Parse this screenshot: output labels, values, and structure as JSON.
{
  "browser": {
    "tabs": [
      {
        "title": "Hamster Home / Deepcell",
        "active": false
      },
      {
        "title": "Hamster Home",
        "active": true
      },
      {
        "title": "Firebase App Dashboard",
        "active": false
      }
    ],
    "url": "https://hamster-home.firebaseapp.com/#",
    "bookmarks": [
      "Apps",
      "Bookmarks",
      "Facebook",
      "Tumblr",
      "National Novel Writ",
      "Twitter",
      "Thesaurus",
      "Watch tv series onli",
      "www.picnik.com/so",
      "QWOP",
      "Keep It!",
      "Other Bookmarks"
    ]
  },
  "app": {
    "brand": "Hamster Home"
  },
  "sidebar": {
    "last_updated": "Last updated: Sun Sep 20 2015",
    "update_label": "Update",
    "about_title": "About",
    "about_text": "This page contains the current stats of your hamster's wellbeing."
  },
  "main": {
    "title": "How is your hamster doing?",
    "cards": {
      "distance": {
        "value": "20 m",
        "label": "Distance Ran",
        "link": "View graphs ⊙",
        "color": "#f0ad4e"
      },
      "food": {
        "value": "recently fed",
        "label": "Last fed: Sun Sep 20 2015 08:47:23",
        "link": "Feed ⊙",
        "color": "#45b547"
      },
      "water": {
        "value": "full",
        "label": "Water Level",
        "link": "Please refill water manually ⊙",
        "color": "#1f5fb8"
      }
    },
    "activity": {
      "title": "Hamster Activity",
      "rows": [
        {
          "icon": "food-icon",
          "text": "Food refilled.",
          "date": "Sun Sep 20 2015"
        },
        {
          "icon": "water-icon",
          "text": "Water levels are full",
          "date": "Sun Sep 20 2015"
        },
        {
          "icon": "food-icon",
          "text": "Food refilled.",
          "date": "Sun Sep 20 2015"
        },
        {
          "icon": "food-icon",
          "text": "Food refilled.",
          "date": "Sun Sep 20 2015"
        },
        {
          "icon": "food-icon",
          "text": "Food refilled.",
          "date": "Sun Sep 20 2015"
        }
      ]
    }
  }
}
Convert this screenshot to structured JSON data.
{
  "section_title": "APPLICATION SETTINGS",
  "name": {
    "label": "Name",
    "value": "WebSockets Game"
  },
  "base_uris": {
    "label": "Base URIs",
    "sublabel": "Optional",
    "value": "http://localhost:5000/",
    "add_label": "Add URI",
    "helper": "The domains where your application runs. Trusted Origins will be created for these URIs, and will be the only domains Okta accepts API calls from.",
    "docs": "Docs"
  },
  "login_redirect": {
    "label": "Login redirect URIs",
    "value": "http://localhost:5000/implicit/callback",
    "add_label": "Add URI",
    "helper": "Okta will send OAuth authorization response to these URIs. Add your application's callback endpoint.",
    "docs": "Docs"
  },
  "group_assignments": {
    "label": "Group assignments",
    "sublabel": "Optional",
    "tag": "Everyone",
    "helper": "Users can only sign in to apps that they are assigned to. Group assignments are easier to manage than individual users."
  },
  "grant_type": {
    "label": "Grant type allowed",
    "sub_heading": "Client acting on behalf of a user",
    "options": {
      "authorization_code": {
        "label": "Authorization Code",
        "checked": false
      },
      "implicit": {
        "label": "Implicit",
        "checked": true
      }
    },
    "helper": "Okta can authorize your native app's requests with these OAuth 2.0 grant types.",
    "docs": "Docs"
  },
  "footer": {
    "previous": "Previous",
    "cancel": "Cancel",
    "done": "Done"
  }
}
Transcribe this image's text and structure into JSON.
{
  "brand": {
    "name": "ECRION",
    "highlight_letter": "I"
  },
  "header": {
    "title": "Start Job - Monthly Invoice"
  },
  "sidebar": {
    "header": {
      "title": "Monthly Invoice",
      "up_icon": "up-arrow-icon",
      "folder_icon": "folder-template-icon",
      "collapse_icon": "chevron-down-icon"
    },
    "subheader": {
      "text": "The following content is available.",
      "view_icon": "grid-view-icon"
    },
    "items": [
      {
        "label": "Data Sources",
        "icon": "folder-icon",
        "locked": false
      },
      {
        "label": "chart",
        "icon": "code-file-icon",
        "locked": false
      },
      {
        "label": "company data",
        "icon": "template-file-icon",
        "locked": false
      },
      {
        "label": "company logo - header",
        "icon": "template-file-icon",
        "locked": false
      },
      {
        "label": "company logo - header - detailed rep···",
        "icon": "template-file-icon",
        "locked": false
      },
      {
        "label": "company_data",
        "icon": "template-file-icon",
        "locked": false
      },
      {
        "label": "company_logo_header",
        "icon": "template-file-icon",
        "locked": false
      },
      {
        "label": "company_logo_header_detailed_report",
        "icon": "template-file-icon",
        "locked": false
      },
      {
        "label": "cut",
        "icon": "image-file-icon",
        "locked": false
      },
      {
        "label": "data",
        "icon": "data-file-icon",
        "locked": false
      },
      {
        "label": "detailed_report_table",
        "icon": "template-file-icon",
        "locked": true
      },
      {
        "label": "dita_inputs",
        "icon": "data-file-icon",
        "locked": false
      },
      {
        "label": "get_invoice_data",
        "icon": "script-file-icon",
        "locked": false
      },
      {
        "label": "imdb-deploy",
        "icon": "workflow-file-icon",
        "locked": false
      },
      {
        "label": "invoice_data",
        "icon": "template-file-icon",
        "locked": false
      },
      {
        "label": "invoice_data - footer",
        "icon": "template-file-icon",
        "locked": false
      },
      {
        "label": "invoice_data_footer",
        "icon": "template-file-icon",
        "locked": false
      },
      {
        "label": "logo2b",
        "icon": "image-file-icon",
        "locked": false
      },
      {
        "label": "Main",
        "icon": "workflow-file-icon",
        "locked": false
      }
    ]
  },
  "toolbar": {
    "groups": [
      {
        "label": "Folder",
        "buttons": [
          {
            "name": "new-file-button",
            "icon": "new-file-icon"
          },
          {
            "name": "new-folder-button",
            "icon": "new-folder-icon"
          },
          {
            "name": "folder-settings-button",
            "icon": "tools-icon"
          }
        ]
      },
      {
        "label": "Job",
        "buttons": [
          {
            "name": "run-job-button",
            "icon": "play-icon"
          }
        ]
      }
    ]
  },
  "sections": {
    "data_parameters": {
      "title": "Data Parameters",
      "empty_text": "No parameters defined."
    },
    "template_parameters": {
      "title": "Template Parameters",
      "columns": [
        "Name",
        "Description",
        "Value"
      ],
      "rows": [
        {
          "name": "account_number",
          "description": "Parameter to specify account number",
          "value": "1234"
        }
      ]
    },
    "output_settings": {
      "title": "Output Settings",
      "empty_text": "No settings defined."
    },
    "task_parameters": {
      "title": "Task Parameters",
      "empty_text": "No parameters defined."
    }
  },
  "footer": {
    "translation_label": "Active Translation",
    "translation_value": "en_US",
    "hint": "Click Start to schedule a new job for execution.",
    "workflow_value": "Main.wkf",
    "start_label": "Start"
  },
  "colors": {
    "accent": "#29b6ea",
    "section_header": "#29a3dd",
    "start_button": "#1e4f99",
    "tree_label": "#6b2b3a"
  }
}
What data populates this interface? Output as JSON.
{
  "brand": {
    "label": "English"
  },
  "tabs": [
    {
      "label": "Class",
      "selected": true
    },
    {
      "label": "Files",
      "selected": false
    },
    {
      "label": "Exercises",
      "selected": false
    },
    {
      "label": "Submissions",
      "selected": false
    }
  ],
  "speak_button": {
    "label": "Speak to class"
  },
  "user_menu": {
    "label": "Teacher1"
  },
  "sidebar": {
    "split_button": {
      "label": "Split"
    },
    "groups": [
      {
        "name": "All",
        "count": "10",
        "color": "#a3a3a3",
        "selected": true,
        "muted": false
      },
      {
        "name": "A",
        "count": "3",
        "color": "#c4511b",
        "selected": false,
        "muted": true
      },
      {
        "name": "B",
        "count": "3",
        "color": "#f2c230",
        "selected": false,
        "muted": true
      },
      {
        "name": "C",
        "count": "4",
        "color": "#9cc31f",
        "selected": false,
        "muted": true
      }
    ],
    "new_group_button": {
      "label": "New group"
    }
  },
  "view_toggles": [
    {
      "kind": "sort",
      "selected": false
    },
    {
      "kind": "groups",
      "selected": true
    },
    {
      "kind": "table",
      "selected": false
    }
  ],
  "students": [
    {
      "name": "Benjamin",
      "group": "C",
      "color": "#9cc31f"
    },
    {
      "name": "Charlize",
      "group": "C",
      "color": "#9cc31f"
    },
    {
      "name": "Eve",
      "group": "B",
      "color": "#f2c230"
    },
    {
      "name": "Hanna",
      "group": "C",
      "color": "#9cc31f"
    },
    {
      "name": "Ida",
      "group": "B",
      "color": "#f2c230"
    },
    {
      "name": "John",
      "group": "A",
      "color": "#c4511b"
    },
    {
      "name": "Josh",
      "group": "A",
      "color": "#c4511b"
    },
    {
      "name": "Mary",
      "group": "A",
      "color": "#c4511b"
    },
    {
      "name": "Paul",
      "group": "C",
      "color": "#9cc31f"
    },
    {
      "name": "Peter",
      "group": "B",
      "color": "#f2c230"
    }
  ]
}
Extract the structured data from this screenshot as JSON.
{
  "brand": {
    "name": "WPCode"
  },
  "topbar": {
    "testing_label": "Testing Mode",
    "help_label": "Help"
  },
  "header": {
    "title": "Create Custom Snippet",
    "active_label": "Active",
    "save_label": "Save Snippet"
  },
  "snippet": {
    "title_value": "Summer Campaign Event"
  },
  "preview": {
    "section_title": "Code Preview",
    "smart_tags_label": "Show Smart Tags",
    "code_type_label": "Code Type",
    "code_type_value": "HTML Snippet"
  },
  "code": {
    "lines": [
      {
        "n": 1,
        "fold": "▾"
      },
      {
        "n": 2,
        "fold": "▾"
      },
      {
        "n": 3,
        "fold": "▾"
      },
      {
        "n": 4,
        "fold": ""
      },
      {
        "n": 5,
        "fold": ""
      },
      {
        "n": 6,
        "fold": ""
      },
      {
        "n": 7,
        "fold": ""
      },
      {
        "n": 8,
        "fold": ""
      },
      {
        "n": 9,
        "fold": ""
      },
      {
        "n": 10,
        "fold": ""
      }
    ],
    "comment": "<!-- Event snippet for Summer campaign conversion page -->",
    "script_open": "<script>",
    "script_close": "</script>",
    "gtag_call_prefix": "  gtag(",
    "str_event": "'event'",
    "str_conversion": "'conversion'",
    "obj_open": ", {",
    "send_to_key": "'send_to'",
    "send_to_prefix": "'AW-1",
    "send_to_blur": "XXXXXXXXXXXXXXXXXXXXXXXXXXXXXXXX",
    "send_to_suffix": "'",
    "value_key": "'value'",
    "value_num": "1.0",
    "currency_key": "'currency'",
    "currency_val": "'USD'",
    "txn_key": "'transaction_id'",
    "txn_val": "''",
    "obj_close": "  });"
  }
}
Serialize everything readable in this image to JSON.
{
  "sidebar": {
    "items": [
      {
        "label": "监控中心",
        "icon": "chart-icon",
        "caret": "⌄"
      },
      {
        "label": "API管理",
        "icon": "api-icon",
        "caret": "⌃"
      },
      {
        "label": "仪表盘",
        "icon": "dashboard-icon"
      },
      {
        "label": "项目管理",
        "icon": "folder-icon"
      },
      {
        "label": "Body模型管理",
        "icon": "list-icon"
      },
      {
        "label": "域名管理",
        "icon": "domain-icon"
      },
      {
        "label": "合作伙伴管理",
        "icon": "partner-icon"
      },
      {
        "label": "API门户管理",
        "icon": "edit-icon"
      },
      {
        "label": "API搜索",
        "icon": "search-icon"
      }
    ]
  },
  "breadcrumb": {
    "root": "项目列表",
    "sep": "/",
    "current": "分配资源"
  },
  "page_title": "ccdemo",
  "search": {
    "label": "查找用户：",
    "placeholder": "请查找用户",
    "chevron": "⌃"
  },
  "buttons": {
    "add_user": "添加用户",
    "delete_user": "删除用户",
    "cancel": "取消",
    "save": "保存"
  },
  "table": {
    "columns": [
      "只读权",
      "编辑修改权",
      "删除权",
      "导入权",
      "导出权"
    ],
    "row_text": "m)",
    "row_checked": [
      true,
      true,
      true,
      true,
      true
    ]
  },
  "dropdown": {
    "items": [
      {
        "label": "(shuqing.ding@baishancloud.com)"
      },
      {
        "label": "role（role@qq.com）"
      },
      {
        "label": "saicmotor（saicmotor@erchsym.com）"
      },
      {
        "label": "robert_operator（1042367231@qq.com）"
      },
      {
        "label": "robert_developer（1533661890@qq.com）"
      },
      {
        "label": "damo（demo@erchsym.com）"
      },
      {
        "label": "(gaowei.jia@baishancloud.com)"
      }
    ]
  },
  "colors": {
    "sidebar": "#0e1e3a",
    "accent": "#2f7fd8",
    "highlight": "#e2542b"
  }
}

========================

• _TASK PROMPT_
Gather all lines from the records above in which "Last" appears.

• _RESPONSE_
    "last_updated": "Last updated: Sun Sep 20 2015",
        "label": "Last fed: Sun Sep 20 2015 08:47:23",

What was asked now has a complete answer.